[Dataset items]
** start **

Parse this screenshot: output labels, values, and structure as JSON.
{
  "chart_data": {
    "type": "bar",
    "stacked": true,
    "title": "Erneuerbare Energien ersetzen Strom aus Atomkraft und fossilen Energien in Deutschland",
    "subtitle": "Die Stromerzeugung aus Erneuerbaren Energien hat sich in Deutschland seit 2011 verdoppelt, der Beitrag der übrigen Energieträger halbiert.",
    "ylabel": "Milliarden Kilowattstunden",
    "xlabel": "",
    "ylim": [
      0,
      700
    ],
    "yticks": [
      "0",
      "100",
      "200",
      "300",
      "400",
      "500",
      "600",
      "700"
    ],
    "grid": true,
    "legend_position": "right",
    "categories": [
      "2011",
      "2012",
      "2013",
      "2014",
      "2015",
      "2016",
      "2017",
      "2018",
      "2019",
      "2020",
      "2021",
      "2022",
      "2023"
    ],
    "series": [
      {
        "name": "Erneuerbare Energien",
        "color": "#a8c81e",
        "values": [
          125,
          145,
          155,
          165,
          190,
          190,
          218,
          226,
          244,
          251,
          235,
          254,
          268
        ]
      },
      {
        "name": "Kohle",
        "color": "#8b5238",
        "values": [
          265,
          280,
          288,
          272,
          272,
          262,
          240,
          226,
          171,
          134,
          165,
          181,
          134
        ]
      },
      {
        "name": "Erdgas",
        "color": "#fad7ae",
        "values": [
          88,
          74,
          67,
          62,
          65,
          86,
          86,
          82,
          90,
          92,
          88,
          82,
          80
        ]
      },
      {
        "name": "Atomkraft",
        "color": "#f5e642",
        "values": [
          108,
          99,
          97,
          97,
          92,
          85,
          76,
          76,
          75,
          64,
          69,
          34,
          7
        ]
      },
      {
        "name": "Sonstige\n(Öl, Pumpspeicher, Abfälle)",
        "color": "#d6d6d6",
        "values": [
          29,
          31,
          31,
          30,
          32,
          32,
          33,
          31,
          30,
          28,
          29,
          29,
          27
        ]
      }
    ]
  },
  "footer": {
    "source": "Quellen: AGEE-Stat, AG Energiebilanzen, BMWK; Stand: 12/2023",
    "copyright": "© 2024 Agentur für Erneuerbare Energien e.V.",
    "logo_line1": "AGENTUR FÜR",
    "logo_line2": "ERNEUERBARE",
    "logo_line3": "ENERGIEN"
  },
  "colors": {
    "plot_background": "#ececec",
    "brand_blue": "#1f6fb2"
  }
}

** end **

Problem requirements:
Set down all of the data above, word for word.

Solved problem:
Parse this screenshot: output labels, values, and structure as JSON.
{
  "chart_data": {
    "type": "bar",
    "stacked": true,
    "title": "Erneuerbare Energien ersetzen Strom aus Atomkraft und fossilen Energien in Deutschland",
    "subtitle": "Die Stromerzeugung aus Erneuerbaren Energien hat sich in Deutschland seit 2011 verdoppelt, der Beitrag der übrigen Energieträger halbiert.",
    "ylabel": "Milliarden Kilowattstunden",
    "xlabel": "",
    "ylim": [
      0,
      700
    ],
    "yticks": [
      "0",
      "100",
      "200",
      "300",
      "400",
      "500",
      "600",
      "700"
    ],
    "grid": true,
    "legend_position": "right",
    "categories": [
      "2011",
      "2012",
      "2013",
      "2014",
      "2015",
      "2016",
      "2017",
      "2018",
      "2019",
      "2020",
      "2021",
      "2022",
      "2023"
    ],
    "series": [
      {
        "name": "Erneuerbare Energien",
        "color": "#a8c81e",
        "values": [
          125,
          145,
          155,
          165,
          190,
          190,
          218,
          226,
          244,
          251,
          235,
          254,
          268
        ]
      },
      {
        "name": "Kohle",
        "color": "#8b5238",
        "values": [
          265,
          280,
          288,
          272,
          272,
          262,
          240,
          226,
          171,
          134,
          165,
          181,
          134
        ]
      },
      {
        "name": "Erdgas",
        "color": "#fad7ae",
        "values": [
          88,
          74,
          67,
          62,
          65,
          86,
          86,
          82,
          90,
          92,
          88,
          82,
          80
        ]
      },
      {
        "name": "Atomkraft",
        "color": "#f5e642",
        "values": [
          108,
          99,
          97,
          97,
          92,
          85,
          76,
          76,
          75,
          64,
          69,
          34,
          7
        ]
      },
      {
        "name": "Sonstige\n(Öl, Pumpspeicher, Abfälle)",
        "color": "#d6d6d6",
        "values": [
          29,
          31,
          31,
          30,
          32,
          32,
          33,
          31,
          30,
          28,
          29,
          29,
          27
        ]
      }
    ]
  },
  "footer": {
    "source": "Quellen: AGEE-Stat, AG Energiebilanzen, BMWK; Stand: 12/2023",
    "copyright": "© 2024 Agentur für Erneuerbare Energien e.V.",
    "logo_line1": "AGENTUR FÜR",
    "logo_line2": "ERNEUERBARE",
    "logo_line3": "ENERGIEN"
  },
  "colors": {
    "plot_background": "#ececec",
    "brand_blue": "#1f6fb2"
  }
}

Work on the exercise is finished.